Every line holding the string "screenshot" should be gathered.

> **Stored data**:
++++

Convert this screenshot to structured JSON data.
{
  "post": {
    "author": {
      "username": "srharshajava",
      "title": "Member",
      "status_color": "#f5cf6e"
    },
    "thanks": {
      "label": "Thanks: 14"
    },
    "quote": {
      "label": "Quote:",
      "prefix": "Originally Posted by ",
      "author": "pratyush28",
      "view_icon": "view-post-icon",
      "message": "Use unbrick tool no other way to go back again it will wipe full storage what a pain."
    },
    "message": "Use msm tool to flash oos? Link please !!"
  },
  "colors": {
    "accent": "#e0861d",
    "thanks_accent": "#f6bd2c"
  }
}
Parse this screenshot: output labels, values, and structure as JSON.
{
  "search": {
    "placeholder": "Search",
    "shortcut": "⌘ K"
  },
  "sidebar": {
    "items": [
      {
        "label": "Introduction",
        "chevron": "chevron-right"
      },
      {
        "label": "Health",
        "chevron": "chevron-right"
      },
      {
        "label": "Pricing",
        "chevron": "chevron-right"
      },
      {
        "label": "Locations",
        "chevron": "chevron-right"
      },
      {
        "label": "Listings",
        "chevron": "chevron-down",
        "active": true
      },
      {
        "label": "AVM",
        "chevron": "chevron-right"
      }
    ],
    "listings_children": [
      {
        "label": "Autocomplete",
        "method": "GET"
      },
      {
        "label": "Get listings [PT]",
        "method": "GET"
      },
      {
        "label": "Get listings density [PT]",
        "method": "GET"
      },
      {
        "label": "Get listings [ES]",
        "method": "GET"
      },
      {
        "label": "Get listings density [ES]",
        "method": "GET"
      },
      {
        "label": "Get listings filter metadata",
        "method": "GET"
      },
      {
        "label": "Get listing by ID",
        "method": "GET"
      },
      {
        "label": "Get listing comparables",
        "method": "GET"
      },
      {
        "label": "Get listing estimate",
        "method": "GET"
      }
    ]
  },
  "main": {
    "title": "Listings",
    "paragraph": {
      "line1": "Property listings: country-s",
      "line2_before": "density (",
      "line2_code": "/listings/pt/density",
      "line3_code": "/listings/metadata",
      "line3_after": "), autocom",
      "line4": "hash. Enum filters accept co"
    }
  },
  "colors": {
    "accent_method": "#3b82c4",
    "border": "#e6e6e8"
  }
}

++++

> **Finished answer**:
Convert this screenshot to structured JSON data.
Parse this screenshot: output labels, values, and structure as JSON.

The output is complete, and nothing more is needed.